Photo by Rick Loffredo/Highlands University
New Mexico Highlands media arts student Roxy Avalos shows Elliot MacCarthy-Jacobs, 3, a panel in The Science of Cities exhibit Avalos and other media arts students designed for the Santa Fe Children’s Museum.
Las Vegas, N.M. — New Mexico Highlands University media arts students created a hands-on multimedia exhibit, The Science of Cities, for the Santa Fe Children’s Museum, with the grand opening May 10.
The high-tech, high-touch exhibit is designed to engage children in fun interactive learning about how cities work, including a cultural focus on Santa Fe’s nine sister cities around the world.
An Albert Einstein quote in large three-dimensional letters on one wall captures the active learning spirit of the exhibit: “Play is the highest form of research.” The quote is displayed on another wall in Spanish, welcoming Spanish speakers to the exhibit.
The Science of Cities is a collaboration with the Santa Fe Institute, with the media arts students visualizing the research of SFI scientists Clio Andris and Luis Bettencourt. The students are part of Highlands University’s unique Program for Interactive Cultural Technology, a partnership with the New Mexico Department of Cultural Affairs.
The exhibit encourages children to explore through touching, smelling, listening, looking, reading, creating, building and more.
“I’m very impressed with the professional quality of the media arts students’ work,” said Shannon Martin Roberts, the museum’s new executive director. “They were given a challenge to create new exhibits that would engage a broader audience and they rose to the occasion.
==========
# Assigned task 1
Translate this sentence from the article about the Science of Cities exhibit into Spanish: "The exhibit encourages children to explore through touching, smelling, listening, looking, reading, creating, building and more."
# Assigned task 2
Carry on the article about the Science of Cities exhibit, picking up after its final sentence.
==========
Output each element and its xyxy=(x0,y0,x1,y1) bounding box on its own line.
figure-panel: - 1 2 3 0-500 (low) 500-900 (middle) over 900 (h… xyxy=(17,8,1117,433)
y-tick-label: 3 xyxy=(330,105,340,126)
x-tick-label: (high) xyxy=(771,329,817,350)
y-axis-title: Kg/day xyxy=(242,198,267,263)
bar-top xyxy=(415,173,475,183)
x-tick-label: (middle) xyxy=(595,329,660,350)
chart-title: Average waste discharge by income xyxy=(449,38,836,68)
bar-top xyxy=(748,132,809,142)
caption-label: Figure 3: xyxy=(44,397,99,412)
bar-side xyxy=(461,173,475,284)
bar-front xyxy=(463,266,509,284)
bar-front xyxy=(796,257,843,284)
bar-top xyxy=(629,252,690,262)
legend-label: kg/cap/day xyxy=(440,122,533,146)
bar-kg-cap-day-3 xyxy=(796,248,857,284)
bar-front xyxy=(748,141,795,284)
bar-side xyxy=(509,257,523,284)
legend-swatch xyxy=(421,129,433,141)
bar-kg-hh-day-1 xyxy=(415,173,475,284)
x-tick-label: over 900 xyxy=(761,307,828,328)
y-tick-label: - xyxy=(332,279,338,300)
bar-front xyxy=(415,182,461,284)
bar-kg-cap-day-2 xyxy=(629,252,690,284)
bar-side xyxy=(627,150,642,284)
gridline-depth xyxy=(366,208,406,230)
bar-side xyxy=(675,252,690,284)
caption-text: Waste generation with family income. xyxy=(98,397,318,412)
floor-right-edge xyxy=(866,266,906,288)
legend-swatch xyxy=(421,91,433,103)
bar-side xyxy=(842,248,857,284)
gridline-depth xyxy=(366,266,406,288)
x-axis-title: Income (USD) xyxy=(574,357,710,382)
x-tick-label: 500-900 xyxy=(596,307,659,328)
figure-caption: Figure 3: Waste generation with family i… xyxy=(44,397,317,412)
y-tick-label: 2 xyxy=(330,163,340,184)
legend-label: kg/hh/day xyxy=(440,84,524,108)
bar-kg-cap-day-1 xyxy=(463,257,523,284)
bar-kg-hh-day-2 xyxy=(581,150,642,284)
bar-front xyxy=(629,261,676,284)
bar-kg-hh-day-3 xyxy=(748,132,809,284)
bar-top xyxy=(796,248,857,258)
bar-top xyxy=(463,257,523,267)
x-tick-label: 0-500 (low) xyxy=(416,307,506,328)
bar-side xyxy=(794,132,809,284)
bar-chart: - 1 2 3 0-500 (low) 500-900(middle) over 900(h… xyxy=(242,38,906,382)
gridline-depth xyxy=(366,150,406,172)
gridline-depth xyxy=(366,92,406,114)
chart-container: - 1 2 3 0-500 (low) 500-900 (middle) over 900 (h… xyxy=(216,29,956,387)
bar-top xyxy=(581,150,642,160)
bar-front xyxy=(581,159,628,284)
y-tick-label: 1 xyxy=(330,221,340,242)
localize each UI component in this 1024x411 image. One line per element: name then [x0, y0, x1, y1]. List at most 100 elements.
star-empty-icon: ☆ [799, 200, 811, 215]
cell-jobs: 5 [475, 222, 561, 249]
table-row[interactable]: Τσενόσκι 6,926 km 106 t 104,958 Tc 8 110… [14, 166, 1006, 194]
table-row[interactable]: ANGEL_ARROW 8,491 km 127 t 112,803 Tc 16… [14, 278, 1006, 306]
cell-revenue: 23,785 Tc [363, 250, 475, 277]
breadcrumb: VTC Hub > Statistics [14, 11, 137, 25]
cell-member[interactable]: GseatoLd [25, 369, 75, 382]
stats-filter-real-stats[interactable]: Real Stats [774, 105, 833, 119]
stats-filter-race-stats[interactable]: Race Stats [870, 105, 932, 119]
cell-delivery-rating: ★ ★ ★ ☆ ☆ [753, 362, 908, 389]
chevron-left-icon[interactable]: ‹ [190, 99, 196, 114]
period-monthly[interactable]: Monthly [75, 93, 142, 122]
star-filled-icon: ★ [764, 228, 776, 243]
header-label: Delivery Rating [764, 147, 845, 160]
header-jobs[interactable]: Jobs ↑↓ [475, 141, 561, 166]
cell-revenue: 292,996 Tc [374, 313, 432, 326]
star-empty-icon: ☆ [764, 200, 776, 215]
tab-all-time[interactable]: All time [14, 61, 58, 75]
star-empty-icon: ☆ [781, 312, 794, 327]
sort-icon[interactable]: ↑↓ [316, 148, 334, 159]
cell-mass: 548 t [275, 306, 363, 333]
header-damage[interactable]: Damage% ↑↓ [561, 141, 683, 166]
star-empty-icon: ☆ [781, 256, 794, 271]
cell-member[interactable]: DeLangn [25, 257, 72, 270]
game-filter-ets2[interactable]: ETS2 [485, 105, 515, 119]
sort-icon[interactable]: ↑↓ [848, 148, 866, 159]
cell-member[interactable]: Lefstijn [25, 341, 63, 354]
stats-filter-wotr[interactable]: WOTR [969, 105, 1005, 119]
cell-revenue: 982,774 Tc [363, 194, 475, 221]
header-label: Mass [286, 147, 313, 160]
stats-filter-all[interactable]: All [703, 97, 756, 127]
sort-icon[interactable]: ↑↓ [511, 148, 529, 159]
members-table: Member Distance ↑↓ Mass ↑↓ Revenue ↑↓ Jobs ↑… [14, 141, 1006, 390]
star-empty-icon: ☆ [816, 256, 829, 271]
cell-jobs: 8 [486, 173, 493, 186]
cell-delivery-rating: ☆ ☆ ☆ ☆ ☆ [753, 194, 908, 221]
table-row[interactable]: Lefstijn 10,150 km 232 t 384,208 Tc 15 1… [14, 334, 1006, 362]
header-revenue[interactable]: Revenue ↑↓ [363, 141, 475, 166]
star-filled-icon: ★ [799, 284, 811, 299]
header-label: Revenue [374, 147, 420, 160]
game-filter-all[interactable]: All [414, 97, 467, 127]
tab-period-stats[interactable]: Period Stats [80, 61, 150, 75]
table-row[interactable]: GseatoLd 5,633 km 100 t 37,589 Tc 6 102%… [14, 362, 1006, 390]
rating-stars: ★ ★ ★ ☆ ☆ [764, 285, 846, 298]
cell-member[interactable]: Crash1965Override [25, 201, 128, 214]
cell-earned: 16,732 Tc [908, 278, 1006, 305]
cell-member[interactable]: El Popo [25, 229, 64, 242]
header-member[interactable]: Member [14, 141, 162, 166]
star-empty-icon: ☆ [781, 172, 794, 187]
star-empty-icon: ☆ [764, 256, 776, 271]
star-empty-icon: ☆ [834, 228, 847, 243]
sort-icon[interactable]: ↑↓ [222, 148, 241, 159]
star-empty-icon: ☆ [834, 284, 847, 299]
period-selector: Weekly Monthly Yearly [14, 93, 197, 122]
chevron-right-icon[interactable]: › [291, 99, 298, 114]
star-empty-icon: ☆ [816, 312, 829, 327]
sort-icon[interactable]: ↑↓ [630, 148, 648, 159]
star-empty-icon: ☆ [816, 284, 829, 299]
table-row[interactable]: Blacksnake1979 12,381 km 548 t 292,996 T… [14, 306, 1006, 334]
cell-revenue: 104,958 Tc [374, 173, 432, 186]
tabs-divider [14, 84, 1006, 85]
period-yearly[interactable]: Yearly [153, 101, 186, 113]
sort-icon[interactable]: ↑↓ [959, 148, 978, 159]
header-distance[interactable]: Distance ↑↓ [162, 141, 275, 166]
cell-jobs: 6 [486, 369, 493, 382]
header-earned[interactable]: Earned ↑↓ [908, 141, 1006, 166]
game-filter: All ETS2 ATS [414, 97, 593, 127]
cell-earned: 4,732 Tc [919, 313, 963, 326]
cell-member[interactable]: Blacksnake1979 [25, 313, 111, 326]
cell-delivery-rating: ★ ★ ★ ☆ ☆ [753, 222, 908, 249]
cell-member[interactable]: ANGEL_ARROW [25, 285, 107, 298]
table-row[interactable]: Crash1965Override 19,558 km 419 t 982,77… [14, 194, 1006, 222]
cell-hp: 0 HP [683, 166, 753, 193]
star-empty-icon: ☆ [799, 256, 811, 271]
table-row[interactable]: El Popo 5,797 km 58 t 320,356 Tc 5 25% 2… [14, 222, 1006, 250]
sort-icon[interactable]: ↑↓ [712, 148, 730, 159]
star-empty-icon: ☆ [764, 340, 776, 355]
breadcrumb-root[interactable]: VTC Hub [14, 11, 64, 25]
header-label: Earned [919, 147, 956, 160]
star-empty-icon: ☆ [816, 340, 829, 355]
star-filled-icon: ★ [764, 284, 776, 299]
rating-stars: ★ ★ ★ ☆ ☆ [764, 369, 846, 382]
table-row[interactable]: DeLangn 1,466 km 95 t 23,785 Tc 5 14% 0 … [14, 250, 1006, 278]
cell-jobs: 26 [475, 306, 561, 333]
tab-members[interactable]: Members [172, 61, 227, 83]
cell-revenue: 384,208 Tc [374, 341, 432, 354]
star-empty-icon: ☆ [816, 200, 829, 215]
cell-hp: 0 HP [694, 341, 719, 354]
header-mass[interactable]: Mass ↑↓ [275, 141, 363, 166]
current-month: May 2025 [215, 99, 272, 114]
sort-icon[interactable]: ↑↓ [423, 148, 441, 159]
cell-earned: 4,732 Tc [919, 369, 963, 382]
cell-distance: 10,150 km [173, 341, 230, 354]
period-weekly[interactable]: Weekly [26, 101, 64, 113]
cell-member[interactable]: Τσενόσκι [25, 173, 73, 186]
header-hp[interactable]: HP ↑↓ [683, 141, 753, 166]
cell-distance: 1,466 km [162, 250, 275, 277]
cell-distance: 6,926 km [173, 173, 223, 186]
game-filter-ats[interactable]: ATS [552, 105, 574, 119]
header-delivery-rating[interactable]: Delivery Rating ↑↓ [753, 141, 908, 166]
==========
# Answer box 1
La exposición anima a los niños a explorar tocando, oliendo, escuchando, mirando, leyendo, creando, construyendo y mucho más.

# Answer box 2
“The students were very creative and utilized many different materials like wood, metal and sand that invite touch and experiential learning. They were also very capable, gracious and flexible in navigating a real-life creative process,” Martin Roberts said.
A key element of the indoor space is a six-panel interactive wall piece titled “What Makes a City?” It guides children through answering questions about what makes a city tick – like transportation, communication channels, and people who keep a city alive. The wall piece uses photographs, data visualization, touch-and-feel components, time-lapsed video, and more.
“The large 3-D Lego cube near the “What Makes a City?” wall is clever, and already popular with all ages — encouraging visitors to build their own city,” Martin Roberts said.
A “Thinking Lounge” in the museum’s solarium features large-scale photos and inspirational quotes from worldwide scientists. Nine full-color 6.5-foot-high banners with photos of children from Santa Fe’s sister cities are displayed in the outdoor space. A sand light table with a Zambian storytelling theme invites children to draw their own creations, and more.
The 12 undergraduates and one graduate student were enrolled in media arts professors Megan Jacobs and Andrew Wollner’s Program for Interactive Technology class spring semester.
“I think the students are very fortunate to have such talented and dedicated media arts professors like Megan and Andrew, who also advocated for their students’ design vision,” Martin Roberts said.
Jacobs said: “The goal of The Science of Cities exhibit is to intellectually engage 8 to 12 year olds in learning about the makeup of a city, and how Santa Fe is connected internationally to sister cities. It’s designed to help children understand the complex physical and social aspects that comprise a city, conveying that cities are much more than just buildings and are made up of people and how they interact.”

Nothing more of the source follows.